| PROVIDED MATERIAL |

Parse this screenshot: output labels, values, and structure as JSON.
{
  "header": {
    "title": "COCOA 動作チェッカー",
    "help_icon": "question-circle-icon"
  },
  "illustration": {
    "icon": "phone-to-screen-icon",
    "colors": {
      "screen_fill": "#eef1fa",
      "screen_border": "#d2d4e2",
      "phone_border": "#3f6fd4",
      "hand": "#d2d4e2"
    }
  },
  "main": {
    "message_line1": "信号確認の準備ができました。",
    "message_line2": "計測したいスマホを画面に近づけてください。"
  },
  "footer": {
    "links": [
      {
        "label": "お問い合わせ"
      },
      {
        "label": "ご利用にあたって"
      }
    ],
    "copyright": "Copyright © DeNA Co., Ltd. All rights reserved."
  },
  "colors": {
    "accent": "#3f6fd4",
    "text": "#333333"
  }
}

---

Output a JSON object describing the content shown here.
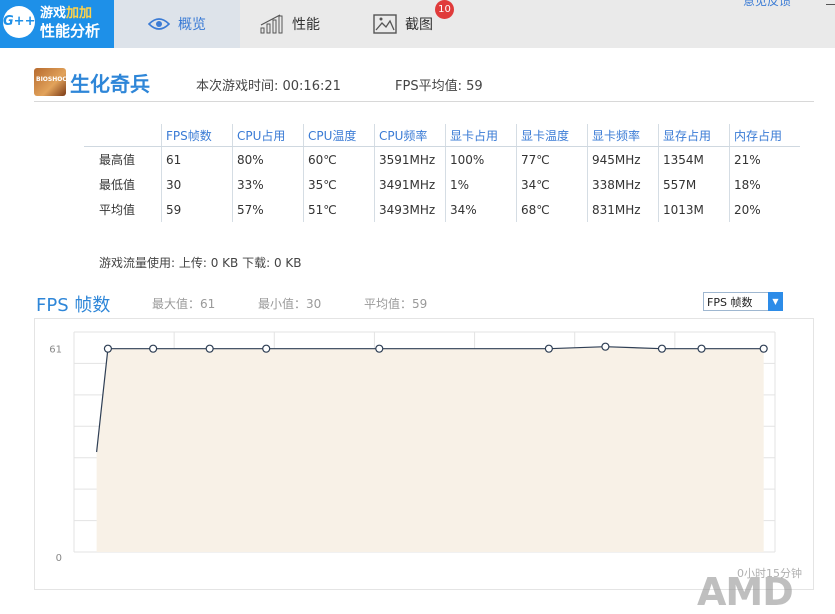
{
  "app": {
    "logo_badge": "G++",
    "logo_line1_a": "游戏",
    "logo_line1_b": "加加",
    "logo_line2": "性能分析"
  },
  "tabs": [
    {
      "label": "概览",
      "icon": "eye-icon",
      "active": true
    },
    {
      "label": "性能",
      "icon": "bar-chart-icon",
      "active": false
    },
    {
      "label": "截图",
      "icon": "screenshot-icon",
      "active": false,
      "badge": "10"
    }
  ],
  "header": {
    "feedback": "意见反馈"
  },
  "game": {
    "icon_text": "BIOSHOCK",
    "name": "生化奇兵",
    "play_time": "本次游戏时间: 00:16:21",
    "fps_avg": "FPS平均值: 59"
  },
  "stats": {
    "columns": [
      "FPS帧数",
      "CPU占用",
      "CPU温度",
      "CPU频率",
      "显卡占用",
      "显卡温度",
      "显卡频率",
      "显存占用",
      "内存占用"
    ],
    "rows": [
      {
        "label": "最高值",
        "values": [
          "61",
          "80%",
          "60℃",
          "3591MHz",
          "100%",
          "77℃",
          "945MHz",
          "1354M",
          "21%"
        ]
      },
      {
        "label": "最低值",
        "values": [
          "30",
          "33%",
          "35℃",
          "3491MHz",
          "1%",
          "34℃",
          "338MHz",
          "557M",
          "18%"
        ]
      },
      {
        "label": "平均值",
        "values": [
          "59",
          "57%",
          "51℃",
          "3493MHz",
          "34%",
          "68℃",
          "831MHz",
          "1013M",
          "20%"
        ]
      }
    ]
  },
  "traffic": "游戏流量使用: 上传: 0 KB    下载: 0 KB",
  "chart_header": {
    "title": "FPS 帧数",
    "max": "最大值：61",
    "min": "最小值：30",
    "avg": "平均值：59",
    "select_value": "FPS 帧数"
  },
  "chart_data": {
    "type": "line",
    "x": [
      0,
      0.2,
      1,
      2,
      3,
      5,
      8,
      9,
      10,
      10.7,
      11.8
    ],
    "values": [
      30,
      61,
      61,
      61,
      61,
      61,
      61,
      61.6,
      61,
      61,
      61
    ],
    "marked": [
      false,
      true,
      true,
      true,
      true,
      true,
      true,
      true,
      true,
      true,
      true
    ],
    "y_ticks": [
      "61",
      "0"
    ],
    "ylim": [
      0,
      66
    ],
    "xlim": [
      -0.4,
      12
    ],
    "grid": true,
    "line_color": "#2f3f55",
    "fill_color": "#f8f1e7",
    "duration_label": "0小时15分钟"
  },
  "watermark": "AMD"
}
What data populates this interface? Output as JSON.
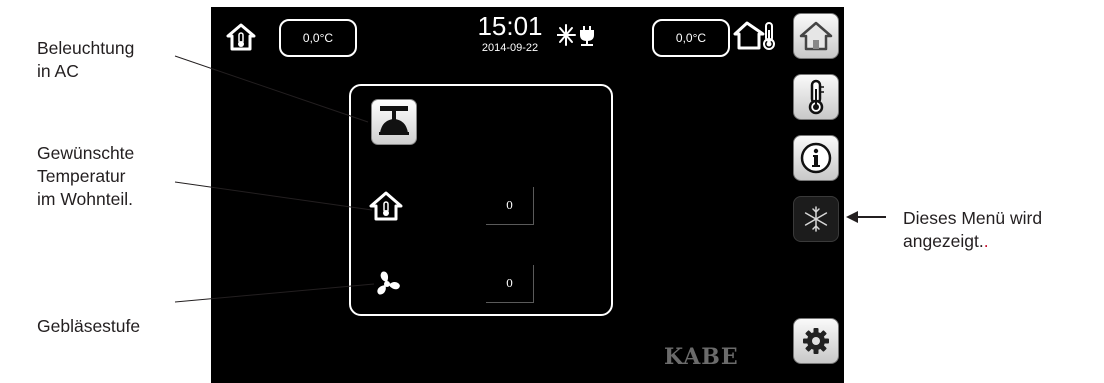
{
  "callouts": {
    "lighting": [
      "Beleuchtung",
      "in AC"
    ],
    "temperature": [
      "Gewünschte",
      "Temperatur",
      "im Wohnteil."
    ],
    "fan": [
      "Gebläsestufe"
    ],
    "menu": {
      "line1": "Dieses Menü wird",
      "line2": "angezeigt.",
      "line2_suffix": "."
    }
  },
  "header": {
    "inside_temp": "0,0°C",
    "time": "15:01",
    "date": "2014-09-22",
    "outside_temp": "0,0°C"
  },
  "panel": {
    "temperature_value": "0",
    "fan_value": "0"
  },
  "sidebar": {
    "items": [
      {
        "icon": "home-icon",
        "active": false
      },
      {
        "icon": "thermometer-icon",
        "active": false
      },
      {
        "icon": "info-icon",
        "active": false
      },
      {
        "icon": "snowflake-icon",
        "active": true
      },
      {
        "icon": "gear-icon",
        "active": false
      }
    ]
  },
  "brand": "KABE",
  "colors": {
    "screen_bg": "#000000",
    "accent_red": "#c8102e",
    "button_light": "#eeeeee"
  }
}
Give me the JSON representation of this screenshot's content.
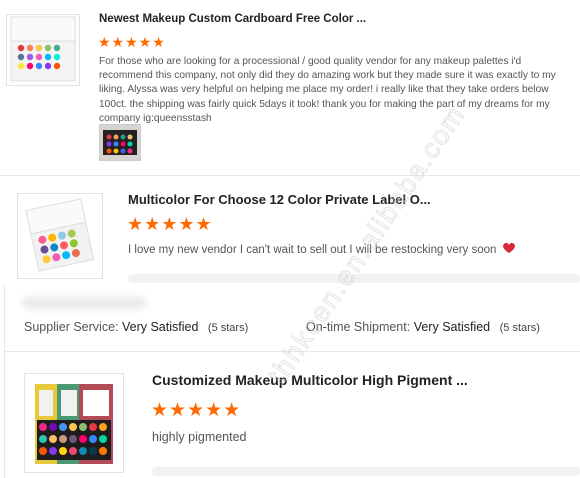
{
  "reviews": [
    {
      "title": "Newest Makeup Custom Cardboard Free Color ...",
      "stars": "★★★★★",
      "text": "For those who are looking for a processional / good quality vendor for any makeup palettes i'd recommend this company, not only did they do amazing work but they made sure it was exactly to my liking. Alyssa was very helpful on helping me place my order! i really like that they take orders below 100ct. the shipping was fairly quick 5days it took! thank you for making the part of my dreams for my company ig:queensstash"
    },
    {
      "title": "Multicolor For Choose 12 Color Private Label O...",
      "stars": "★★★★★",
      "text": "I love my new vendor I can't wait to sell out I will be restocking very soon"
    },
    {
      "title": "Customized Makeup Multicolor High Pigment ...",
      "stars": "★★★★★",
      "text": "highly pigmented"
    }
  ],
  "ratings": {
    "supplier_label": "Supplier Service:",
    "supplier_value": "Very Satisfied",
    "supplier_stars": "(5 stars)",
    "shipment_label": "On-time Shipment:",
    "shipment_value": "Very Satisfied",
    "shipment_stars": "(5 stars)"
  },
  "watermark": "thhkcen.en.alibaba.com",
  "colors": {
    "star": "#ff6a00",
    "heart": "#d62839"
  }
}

| STATED EXERCISE |
Copy out every line of the data that includes the word "title".

| RESPONSE BELOW |
    "title": "COCOA 動作チェッカー",
    "title": "FPS 帧数",
      "title": "Newest Makeup Custom Cardboard Free Color ...",
      "title": "Multicolor For Choose 12 Color Private Label O...",
      "title": "Customized Makeup Multicolor High Pigment ...",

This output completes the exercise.